> **SET PROBLEM**
Extract the listing below in full, unchanged.

> **Collection entries**

______________________________

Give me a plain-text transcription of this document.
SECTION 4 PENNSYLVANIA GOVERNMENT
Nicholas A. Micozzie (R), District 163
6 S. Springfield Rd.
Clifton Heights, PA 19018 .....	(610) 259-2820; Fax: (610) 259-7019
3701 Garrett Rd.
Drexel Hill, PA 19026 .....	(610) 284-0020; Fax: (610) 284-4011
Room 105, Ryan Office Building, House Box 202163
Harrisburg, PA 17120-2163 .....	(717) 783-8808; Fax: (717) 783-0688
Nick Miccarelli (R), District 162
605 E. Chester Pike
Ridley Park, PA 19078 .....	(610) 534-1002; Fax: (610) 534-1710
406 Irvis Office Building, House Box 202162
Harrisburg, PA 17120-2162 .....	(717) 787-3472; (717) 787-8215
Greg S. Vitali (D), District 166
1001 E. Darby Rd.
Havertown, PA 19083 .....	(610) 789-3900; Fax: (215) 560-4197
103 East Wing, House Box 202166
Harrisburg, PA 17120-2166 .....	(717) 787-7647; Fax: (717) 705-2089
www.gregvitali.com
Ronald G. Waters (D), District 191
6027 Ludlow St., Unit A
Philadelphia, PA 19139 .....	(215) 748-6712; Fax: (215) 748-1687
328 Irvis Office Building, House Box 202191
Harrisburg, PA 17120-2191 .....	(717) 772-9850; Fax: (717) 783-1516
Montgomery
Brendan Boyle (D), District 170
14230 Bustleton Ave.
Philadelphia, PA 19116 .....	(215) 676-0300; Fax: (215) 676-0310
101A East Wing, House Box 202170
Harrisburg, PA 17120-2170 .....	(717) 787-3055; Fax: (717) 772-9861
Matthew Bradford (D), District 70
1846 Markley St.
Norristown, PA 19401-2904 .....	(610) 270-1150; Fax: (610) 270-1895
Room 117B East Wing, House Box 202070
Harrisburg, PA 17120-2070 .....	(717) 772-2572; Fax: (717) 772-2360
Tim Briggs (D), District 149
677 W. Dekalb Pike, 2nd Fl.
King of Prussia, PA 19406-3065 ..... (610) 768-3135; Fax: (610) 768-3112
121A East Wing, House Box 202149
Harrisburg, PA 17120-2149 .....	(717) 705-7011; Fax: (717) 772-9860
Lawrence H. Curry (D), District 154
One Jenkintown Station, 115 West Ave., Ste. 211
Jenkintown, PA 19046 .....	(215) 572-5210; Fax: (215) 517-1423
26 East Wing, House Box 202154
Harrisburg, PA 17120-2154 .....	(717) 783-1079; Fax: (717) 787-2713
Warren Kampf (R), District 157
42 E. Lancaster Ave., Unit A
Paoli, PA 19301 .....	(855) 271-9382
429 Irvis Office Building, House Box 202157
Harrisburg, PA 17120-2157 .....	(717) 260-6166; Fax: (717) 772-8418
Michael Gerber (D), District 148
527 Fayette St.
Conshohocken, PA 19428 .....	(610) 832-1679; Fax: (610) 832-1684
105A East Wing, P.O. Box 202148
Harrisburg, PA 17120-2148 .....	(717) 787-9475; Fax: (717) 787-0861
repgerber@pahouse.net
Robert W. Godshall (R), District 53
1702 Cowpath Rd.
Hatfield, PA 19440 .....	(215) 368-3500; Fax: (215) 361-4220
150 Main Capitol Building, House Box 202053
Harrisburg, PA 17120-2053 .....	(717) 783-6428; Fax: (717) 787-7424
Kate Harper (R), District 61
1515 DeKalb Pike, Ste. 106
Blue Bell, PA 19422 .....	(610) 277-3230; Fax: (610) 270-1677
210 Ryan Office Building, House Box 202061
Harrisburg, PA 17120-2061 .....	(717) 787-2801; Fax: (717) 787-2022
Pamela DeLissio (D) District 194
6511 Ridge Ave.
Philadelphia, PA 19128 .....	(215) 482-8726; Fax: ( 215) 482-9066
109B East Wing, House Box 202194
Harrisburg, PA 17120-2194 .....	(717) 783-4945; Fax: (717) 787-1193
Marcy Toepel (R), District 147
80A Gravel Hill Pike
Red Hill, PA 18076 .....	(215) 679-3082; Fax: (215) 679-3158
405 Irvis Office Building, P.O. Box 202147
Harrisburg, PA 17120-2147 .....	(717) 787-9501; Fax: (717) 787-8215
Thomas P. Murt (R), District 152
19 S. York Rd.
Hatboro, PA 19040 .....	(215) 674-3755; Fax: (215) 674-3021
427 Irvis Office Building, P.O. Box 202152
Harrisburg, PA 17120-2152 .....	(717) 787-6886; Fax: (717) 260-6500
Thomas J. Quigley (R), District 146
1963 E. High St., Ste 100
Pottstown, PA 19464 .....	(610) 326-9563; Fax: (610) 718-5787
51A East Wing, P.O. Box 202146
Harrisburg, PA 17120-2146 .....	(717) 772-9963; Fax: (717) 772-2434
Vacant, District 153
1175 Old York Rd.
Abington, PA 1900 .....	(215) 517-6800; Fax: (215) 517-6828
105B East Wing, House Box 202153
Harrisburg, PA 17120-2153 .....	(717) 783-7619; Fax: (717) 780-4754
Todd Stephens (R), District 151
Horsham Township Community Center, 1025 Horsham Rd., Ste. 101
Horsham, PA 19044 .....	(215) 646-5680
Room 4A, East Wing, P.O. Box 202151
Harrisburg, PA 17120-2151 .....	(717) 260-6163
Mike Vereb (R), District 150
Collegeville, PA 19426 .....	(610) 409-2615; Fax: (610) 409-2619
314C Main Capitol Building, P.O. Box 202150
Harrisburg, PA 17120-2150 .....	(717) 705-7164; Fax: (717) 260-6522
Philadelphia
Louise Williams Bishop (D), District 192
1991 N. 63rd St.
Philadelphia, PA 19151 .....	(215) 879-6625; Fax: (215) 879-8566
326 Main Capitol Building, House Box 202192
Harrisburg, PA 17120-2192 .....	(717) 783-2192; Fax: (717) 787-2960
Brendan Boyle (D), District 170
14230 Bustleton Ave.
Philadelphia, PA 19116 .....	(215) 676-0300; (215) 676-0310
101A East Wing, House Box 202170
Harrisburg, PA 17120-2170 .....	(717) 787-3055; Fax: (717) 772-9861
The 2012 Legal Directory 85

______________________________

> **RIGHT ANSWER**
Give me a plain-text transcription of this document.
SECTION 4 PENNSYLVANIA GOVERNMENT
Nicholas A. Micozzie (R), District 163
6 S. Springfield Rd.
Clifton Heights, PA 19018 .....	(610) 259-2820; Fax: (610) 259-7019
3701 Garrett Rd.
Drexel Hill, PA 19026 .....	(610) 284-0020; Fax: (610) 284-4011
Room 105, Ryan Office Building, House Box 202163
Harrisburg, PA 17120-2163 .....	(717) 783-8808; Fax: (717) 783-0688
Nick Miccarelli (R), District 162
605 E. Chester Pike
Ridley Park, PA 19078 .....	(610) 534-1002; Fax: (610) 534-1710
406 Irvis Office Building, House Box 202162
Harrisburg, PA 17120-2162 .....	(717) 787-3472; (717) 787-8215
Greg S. Vitali (D), District 166
1001 E. Darby Rd.
Havertown, PA 19083 .....	(610) 789-3900; Fax: (215) 560-4197
103 East Wing, House Box 202166
Harrisburg, PA 17120-2166 .....	(717) 787-7647; Fax: (717) 705-2089
www.gregvitali.com
Ronald G. Waters (D), District 191
6027 Ludlow St., Unit A
Philadelphia, PA 19139 .....	(215) 748-6712; Fax: (215) 748-1687
328 Irvis Office Building, House Box 202191
Harrisburg, PA 17120-2191 .....	(717) 772-9850; Fax: (717) 783-1516
Montgomery
Brendan Boyle (D), District 170
14230 Bustleton Ave.
Philadelphia, PA 19116 .....	(215) 676-0300; Fax: (215) 676-0310
101A East Wing, House Box 202170
Harrisburg, PA 17120-2170 .....	(717) 787-3055; Fax: (717) 772-9861
Matthew Bradford (D), District 70
1846 Markley St.
Norristown, PA 19401-2904 .....	(610) 270-1150; Fax: (610) 270-1895
Room 117B East Wing, House Box 202070
Harrisburg, PA 17120-2070 .....	(717) 772-2572; Fax: (717) 772-2360
Tim Briggs (D), District 149
677 W. Dekalb Pike, 2nd Fl.
King of Prussia, PA 19406-3065 ..... (610) 768-3135; Fax: (610) 768-3112
121A East Wing, House Box 202149
Harrisburg, PA 17120-2149 .....	(717) 705-7011; Fax: (717) 772-9860
Lawrence H. Curry (D), District 154
One Jenkintown Station, 115 West Ave., Ste. 211
Jenkintown, PA 19046 .....	(215) 572-5210; Fax: (215) 517-1423
26 East Wing, House Box 202154
Harrisburg, PA 17120-2154 .....	(717) 783-1079; Fax: (717) 787-2713
Warren Kampf (R), District 157
42 E. Lancaster Ave., Unit A
Paoli, PA 19301 .....	(855) 271-9382
429 Irvis Office Building, House Box 202157
Harrisburg, PA 17120-2157 .....	(717) 260-6166; Fax: (717) 772-8418
Michael Gerber (D), District 148
527 Fayette St.
Conshohocken, PA 19428 .....	(610) 832-1679; Fax: (610) 832-1684
105A East Wing, P.O. Box 202148
Harrisburg, PA 17120-2148 .....	(717) 787-9475; Fax: (717) 787-0861
repgerber@pahouse.net
Robert W. Godshall (R), District 53
1702 Cowpath Rd.
Hatfield, PA 19440 .....	(215) 368-3500; Fax: (215) 361-4220
150 Main Capitol Building, House Box 202053
Harrisburg, PA 17120-2053 .....	(717) 783-6428; Fax: (717) 787-7424
Kate Harper (R), District 61
1515 DeKalb Pike, Ste. 106
Blue Bell, PA 19422 .....	(610) 277-3230; Fax: (610) 270-1677
210 Ryan Office Building, House Box 202061
Harrisburg, PA 17120-2061 .....	(717) 787-2801; Fax: (717) 787-2022
Pamela DeLissio (D) District 194
6511 Ridge Ave.
Philadelphia, PA 19128 .....	(215) 482-8726; Fax: ( 215) 482-9066
109B East Wing, House Box 202194
Harrisburg, PA 17120-2194 .....	(717) 783-4945; Fax: (717) 787-1193
Marcy Toepel (R), District 147
80A Gravel Hill Pike
Red Hill, PA 18076 .....	(215) 679-3082; Fax: (215) 679-3158
405 Irvis Office Building, P.O. Box 202147
Harrisburg, PA 17120-2147 .....	(717) 787-9501; Fax: (717) 787-8215
Thomas P. Murt (R), District 152
19 S. York Rd.
Hatboro, PA 19040 .....	(215) 674-3755; Fax: (215) 674-3021
427 Irvis Office Building, P.O. Box 202152
Harrisburg, PA 17120-2152 .....	(717) 787-6886; Fax: (717) 260-6500
Thomas J. Quigley (R), District 146
1963 E. High St., Ste 100
Pottstown, PA 19464 .....	(610) 326-9563; Fax: (610) 718-5787
51A East Wing, P.O. Box 202146
Harrisburg, PA 17120-2146 .....	(717) 772-9963; Fax: (717) 772-2434
Vacant, District 153
1175 Old York Rd.
Abington, PA 1900 .....	(215) 517-6800; Fax: (215) 517-6828
105B East Wing, House Box 202153
Harrisburg, PA 17120-2153 .....	(717) 783-7619; Fax: (717) 780-4754
Todd Stephens (R), District 151
Horsham Township Community Center, 1025 Horsham Rd., Ste. 101
Horsham, PA 19044 .....	(215) 646-5680
Room 4A, East Wing, P.O. Box 202151
Harrisburg, PA 17120-2151 .....	(717) 260-6163
Mike Vereb (R), District 150
Collegeville, PA 19426 .....	(610) 409-2615; Fax: (610) 409-2619
314C Main Capitol Building, P.O. Box 202150
Harrisburg, PA 17120-2150 .....	(717) 705-7164; Fax: (717) 260-6522
Philadelphia
Louise Williams Bishop (D), District 192
1991 N. 63rd St.
Philadelphia, PA 19151 .....	(215) 879-6625; Fax: (215) 879-8566
326 Main Capitol Building, House Box 202192
Harrisburg, PA 17120-2192 .....	(717) 783-2192; Fax: (717) 787-2960
Brendan Boyle (D), District 170
14230 Bustleton Ave.
Philadelphia, PA 19116 .....	(215) 676-0300; (215) 676-0310
101A East Wing, House Box 202170
Harrisburg, PA 17120-2170 .....	(717) 787-3055; Fax: (717) 772-9861
The 2012 Legal Directory 85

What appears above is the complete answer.